Records contained in a dataset:
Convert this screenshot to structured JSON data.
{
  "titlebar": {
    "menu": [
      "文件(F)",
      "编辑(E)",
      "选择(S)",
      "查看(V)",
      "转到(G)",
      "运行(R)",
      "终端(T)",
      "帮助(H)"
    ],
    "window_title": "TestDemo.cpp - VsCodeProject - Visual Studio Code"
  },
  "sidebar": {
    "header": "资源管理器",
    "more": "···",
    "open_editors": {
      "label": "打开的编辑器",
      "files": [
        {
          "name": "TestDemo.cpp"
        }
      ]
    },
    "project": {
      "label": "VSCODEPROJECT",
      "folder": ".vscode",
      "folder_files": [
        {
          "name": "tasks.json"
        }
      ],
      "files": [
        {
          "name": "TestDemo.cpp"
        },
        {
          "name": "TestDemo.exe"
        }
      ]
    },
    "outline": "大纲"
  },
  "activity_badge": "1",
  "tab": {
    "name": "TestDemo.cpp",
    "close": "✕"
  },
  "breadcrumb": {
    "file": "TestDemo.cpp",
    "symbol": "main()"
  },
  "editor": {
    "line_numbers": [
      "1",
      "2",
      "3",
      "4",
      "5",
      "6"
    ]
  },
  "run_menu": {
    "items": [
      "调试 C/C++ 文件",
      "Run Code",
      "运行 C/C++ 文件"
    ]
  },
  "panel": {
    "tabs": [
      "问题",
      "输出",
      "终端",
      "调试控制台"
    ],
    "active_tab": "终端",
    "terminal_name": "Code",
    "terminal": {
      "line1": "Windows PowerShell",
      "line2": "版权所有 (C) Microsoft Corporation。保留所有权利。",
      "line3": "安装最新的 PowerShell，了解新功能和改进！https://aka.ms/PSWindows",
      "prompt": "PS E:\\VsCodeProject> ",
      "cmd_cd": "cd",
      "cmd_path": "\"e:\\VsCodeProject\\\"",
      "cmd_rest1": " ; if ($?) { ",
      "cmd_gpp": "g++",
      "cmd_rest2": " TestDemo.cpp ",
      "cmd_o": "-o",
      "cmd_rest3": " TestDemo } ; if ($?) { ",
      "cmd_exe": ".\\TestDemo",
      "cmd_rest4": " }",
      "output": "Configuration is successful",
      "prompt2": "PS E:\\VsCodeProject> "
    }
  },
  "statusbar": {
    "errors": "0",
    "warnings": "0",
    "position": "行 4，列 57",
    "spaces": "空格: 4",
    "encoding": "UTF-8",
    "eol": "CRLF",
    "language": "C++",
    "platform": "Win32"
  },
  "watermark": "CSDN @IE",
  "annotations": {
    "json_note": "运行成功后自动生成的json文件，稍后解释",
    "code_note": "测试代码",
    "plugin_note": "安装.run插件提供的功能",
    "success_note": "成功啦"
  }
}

■ **Do this**: Produce a verbatim transcription of the entries above.

■ **Answer to this problem**:
Convert this screenshot to structured JSON data.
{
  "titlebar": {
    "menu": [
      "文件(F)",
      "编辑(E)",
      "选择(S)",
      "查看(V)",
      "转到(G)",
      "运行(R)",
      "终端(T)",
      "帮助(H)"
    ],
    "window_title": "TestDemo.cpp - VsCodeProject - Visual Studio Code"
  },
  "sidebar": {
    "header": "资源管理器",
    "more": "···",
    "open_editors": {
      "label": "打开的编辑器",
      "files": [
        {
          "name": "TestDemo.cpp"
        }
      ]
    },
    "project": {
      "label": "VSCODEPROJECT",
      "folder": ".vscode",
      "folder_files": [
        {
          "name": "tasks.json"
        }
      ],
      "files": [
        {
          "name": "TestDemo.cpp"
        },
        {
          "name": "TestDemo.exe"
        }
      ]
    },
    "outline": "大纲"
  },
  "activity_badge": "1",
  "tab": {
    "name": "TestDemo.cpp",
    "close": "✕"
  },
  "breadcrumb": {
    "file": "TestDemo.cpp",
    "symbol": "main()"
  },
  "editor": {
    "line_numbers": [
      "1",
      "2",
      "3",
      "4",
      "5",
      "6"
    ]
  },
  "run_menu": {
    "items": [
      "调试 C/C++ 文件",
      "Run Code",
      "运行 C/C++ 文件"
    ]
  },
  "panel": {
    "tabs": [
      "问题",
      "输出",
      "终端",
      "调试控制台"
    ],
    "active_tab": "终端",
    "terminal_name": "Code",
    "terminal": {
      "line1": "Windows PowerShell",
      "line2": "版权所有 (C) Microsoft Corporation。保留所有权利。",
      "line3": "安装最新的 PowerShell，了解新功能和改进！https://aka.ms/PSWindows",
      "prompt": "PS E:\\VsCodeProject> ",
      "cmd_cd": "cd",
      "cmd_path": "\"e:\\VsCodeProject\\\"",
      "cmd_rest1": " ; if ($?) { ",
      "cmd_gpp": "g++",
      "cmd_rest2": " TestDemo.cpp ",
      "cmd_o": "-o",
      "cmd_rest3": " TestDemo } ; if ($?) { ",
      "cmd_exe": ".\\TestDemo",
      "cmd_rest4": " }",
      "output": "Configuration is successful",
      "prompt2": "PS E:\\VsCodeProject> "
    }
  },
  "statusbar": {
    "errors": "0",
    "warnings": "0",
    "position": "行 4，列 57",
    "spaces": "空格: 4",
    "encoding": "UTF-8",
    "eol": "CRLF",
    "language": "C++",
    "platform": "Win32"
  },
  "watermark": "CSDN @IE",
  "annotations": {
    "json_note": "运行成功后自动生成的json文件，稍后解释",
    "code_note": "测试代码",
    "plugin_note": "安装.run插件提供的功能",
    "success_note": "成功啦"
  }
}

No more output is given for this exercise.